* _Work to do_: Print verbatim the lines of the entries from the one containing "Parse this screenshot: output" to the last, inclusive, and no others.

* _Input rows_:
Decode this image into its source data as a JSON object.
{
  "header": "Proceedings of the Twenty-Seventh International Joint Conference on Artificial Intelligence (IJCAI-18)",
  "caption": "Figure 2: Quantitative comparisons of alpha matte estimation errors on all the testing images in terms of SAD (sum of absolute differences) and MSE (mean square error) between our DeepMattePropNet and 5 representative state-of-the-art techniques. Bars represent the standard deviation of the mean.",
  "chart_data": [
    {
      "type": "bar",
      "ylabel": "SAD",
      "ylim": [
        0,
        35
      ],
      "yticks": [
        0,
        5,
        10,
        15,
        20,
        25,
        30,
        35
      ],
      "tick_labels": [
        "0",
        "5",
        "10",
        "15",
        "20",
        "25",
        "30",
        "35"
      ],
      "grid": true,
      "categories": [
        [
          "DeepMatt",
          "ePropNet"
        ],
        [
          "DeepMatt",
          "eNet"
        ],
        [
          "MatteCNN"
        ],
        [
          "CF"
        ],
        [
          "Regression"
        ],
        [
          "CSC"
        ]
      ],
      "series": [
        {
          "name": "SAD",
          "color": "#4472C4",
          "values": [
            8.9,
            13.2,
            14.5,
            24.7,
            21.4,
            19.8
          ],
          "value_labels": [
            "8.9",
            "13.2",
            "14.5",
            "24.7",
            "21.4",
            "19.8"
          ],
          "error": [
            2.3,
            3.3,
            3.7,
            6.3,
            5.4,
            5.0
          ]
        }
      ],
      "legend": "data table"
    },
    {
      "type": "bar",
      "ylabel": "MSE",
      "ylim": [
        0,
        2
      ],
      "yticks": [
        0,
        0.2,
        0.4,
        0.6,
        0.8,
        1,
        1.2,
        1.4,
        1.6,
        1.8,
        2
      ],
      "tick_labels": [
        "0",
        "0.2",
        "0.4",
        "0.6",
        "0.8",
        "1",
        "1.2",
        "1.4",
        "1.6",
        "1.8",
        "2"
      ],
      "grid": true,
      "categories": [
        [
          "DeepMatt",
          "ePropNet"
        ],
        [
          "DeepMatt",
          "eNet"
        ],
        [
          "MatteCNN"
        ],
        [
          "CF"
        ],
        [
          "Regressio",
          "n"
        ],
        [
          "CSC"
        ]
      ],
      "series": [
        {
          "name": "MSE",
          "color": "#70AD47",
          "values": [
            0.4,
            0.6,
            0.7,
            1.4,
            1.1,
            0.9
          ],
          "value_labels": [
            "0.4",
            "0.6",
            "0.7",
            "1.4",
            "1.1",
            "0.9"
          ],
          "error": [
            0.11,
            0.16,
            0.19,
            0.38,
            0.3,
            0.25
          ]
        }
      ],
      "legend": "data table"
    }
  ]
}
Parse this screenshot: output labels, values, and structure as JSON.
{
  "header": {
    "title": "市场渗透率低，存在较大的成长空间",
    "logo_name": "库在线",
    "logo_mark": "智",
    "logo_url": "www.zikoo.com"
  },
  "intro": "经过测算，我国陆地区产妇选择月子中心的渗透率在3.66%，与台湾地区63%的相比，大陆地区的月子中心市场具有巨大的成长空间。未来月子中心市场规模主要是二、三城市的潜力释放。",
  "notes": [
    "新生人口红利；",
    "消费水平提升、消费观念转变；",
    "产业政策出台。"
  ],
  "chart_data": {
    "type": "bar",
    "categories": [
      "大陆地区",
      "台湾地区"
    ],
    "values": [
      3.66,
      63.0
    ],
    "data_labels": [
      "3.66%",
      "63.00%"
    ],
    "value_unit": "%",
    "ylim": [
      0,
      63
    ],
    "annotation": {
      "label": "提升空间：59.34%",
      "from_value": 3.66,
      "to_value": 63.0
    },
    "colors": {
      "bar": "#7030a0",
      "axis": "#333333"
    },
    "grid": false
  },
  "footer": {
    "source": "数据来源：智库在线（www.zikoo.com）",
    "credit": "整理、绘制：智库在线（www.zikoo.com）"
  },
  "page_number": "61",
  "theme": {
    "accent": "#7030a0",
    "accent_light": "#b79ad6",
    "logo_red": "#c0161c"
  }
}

* _Exercise response_:
Parse this screenshot: output labels, values, and structure as JSON.
{
  "header": {
    "title": "市场渗透率低，存在较大的成长空间",
    "logo_name": "库在线",
    "logo_mark": "智",
    "logo_url": "www.zikoo.com"
  },
  "intro": "经过测算，我国陆地区产妇选择月子中心的渗透率在3.66%，与台湾地区63%的相比，大陆地区的月子中心市场具有巨大的成长空间。未来月子中心市场规模主要是二、三城市的潜力释放。",
  "notes": [
    "新生人口红利；",
    "消费水平提升、消费观念转变；",
    "产业政策出台。"
  ],
  "chart_data": {
    "type": "bar",
    "categories": [
      "大陆地区",
      "台湾地区"
    ],
    "values": [
      3.66,
      63.0
    ],
    "data_labels": [
      "3.66%",
      "63.00%"
    ],
    "value_unit": "%",
    "ylim": [
      0,
      63
    ],
    "annotation": {
      "label": "提升空间：59.34%",
      "from_value": 3.66,
      "to_value": 63.0
    },
    "colors": {
      "bar": "#7030a0",
      "axis": "#333333"
    },
    "grid": false
  },
  "footer": {
    "source": "数据来源：智库在线（www.zikoo.com）",
    "credit": "整理、绘制：智库在线（www.zikoo.com）"
  },
  "page_number": "61",
  "theme": {
    "accent": "#7030a0",
    "accent_light": "#b79ad6",
    "logo_red": "#c0161c"
  }
}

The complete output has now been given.